## What to work on
Lines containing the word "rovna" are the ones to copy from the records below.

* begin Material for the task *

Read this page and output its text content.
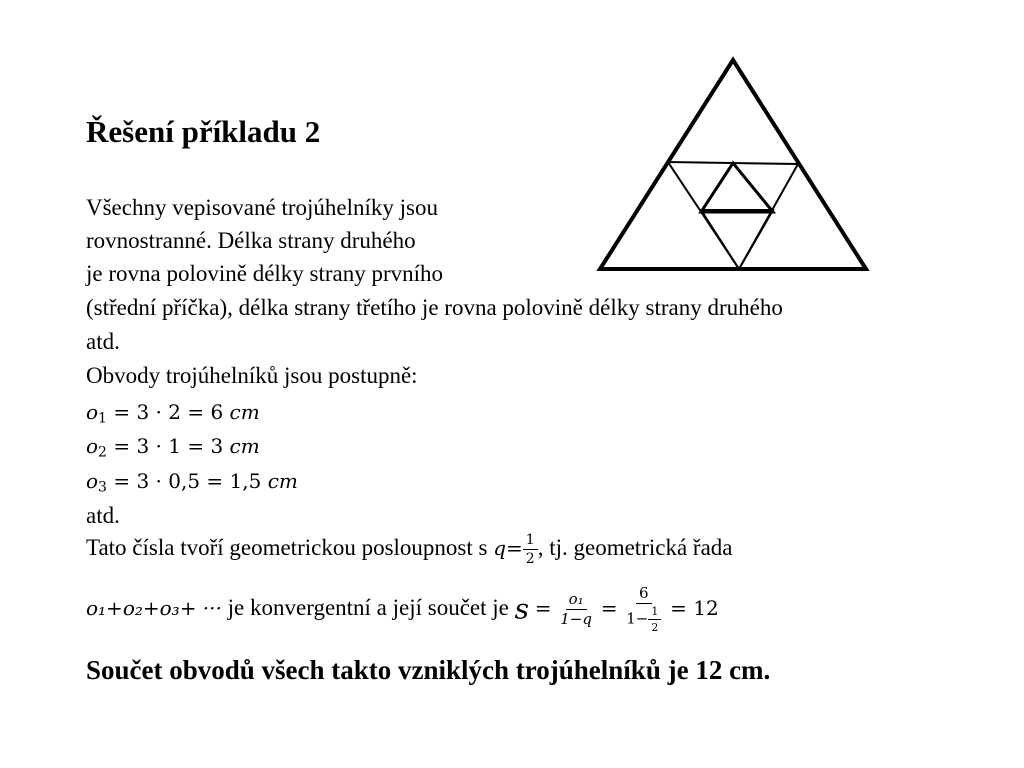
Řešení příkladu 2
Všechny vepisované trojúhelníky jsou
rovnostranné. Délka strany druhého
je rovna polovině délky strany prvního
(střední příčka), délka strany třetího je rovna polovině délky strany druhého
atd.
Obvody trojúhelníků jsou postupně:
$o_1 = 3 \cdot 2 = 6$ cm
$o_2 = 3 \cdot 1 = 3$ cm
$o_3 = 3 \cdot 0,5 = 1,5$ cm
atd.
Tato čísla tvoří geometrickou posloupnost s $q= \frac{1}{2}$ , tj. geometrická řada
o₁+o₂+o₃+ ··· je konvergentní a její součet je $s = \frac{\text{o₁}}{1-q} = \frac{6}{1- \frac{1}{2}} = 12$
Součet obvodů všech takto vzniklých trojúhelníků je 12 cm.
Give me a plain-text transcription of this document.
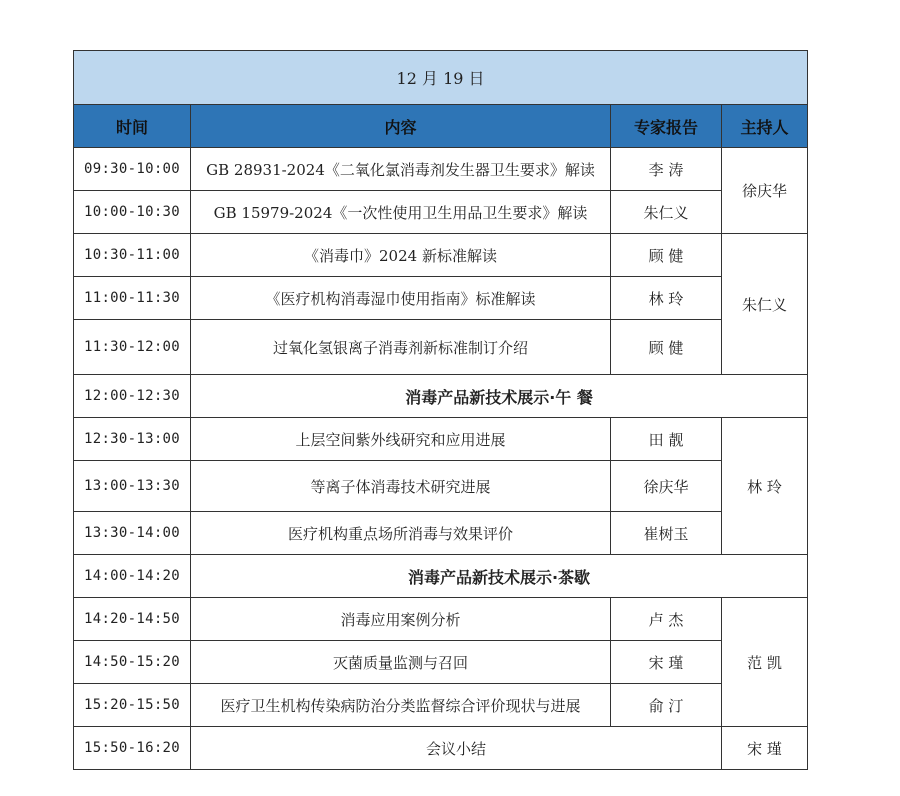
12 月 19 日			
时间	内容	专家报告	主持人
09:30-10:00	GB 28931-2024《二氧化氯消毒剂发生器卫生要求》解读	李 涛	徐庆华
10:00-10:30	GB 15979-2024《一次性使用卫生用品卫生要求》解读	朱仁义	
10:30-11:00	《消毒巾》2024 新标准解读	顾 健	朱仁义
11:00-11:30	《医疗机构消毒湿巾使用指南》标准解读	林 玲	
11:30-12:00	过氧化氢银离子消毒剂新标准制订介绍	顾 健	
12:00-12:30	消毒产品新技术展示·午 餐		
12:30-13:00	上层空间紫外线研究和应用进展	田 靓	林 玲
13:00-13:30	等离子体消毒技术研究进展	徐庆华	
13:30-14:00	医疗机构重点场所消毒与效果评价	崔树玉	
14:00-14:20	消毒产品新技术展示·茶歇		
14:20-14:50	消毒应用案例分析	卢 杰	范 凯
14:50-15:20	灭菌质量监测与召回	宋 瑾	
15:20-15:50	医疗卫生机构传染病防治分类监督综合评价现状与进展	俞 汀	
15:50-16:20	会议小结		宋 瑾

* end Material for the task *

## The reply
je rovna polovině délky strany prvního
(střední příčka), délka strany třetího je rovna polovině délky strany druhého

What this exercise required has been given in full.